Transcribe the entries that follow, word for word.

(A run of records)
###

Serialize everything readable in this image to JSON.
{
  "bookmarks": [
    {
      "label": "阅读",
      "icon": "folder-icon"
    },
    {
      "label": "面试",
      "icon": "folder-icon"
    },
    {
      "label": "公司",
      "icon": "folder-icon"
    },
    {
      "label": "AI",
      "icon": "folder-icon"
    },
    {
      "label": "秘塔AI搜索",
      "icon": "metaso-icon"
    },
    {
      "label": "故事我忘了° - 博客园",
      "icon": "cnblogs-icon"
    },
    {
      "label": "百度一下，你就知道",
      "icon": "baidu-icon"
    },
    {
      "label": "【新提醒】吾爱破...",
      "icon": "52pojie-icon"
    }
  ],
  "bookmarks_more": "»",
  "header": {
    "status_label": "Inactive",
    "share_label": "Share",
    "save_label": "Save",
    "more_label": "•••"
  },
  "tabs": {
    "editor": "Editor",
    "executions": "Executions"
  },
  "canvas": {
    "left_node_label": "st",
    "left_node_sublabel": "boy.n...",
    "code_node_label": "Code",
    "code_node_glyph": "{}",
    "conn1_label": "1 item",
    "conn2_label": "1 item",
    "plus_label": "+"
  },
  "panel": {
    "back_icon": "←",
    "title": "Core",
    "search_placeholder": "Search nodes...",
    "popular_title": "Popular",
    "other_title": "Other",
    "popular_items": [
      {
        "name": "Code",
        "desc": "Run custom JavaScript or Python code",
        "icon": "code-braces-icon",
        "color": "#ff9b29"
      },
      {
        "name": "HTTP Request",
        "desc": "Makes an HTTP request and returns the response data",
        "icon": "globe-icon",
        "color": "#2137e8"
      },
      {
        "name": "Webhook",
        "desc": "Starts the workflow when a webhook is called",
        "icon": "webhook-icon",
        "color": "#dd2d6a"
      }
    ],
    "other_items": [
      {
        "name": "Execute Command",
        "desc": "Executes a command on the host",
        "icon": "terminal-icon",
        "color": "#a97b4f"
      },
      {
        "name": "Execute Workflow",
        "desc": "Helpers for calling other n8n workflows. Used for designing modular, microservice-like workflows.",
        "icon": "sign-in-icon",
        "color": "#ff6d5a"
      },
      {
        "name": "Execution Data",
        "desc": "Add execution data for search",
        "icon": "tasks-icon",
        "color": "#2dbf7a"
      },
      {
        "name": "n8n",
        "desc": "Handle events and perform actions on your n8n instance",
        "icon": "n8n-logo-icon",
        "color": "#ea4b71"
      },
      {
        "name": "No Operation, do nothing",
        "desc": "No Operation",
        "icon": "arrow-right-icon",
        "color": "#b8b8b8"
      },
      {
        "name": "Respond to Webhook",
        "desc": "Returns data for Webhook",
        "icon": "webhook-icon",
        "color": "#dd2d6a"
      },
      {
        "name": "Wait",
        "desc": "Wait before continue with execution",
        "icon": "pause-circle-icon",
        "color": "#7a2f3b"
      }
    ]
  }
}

###

**Final result**
Serialize everything readable in this image to JSON.
{
  "bookmarks": [
    {
      "label": "阅读",
      "icon": "folder-icon"
    },
    {
      "label": "面试",
      "icon": "folder-icon"
    },
    {
      "label": "公司",
      "icon": "folder-icon"
    },
    {
      "label": "AI",
      "icon": "folder-icon"
    },
    {
      "label": "秘塔AI搜索",
      "icon": "metaso-icon"
    },
    {
      "label": "故事我忘了° - 博客园",
      "icon": "cnblogs-icon"
    },
    {
      "label": "百度一下，你就知道",
      "icon": "baidu-icon"
    },
    {
      "label": "【新提醒】吾爱破...",
      "icon": "52pojie-icon"
    }
  ],
  "bookmarks_more": "»",
  "header": {
    "status_label": "Inactive",
    "share_label": "Share",
    "save_label": "Save",
    "more_label": "•••"
  },
  "tabs": {
    "editor": "Editor",
    "executions": "Executions"
  },
  "canvas": {
    "left_node_label": "st",
    "left_node_sublabel": "boy.n...",
    "code_node_label": "Code",
    "code_node_glyph": "{}",
    "conn1_label": "1 item",
    "conn2_label": "1 item",
    "plus_label": "+"
  },
  "panel": {
    "back_icon": "←",
    "title": "Core",
    "search_placeholder": "Search nodes...",
    "popular_title": "Popular",
    "other_title": "Other",
    "popular_items": [
      {
        "name": "Code",
        "desc": "Run custom JavaScript or Python code",
        "icon": "code-braces-icon",
        "color": "#ff9b29"
      },
      {
        "name": "HTTP Request",
        "desc": "Makes an HTTP request and returns the response data",
        "icon": "globe-icon",
        "color": "#2137e8"
      },
      {
        "name": "Webhook",
        "desc": "Starts the workflow when a webhook is called",
        "icon": "webhook-icon",
        "color": "#dd2d6a"
      }
    ],
    "other_items": [
      {
        "name": "Execute Command",
        "desc": "Executes a command on the host",
        "icon": "terminal-icon",
        "color": "#a97b4f"
      },
      {
        "name": "Execute Workflow",
        "desc": "Helpers for calling other n8n workflows. Used for designing modular, microservice-like workflows.",
        "icon": "sign-in-icon",
        "color": "#ff6d5a"
      },
      {
        "name": "Execution Data",
        "desc": "Add execution data for search",
        "icon": "tasks-icon",
        "color": "#2dbf7a"
      },
      {
        "name": "n8n",
        "desc": "Handle events and perform actions on your n8n instance",
        "icon": "n8n-logo-icon",
        "color": "#ea4b71"
      },
      {
        "name": "No Operation, do nothing",
        "desc": "No Operation",
        "icon": "arrow-right-icon",
        "color": "#b8b8b8"
      },
      {
        "name": "Respond to Webhook",
        "desc": "Returns data for Webhook",
        "icon": "webhook-icon",
        "color": "#dd2d6a"
      },
      {
        "name": "Wait",
        "desc": "Wait before continue with execution",
        "icon": "pause-circle-icon",
        "color": "#7a2f3b"
      }
    ]
  }
}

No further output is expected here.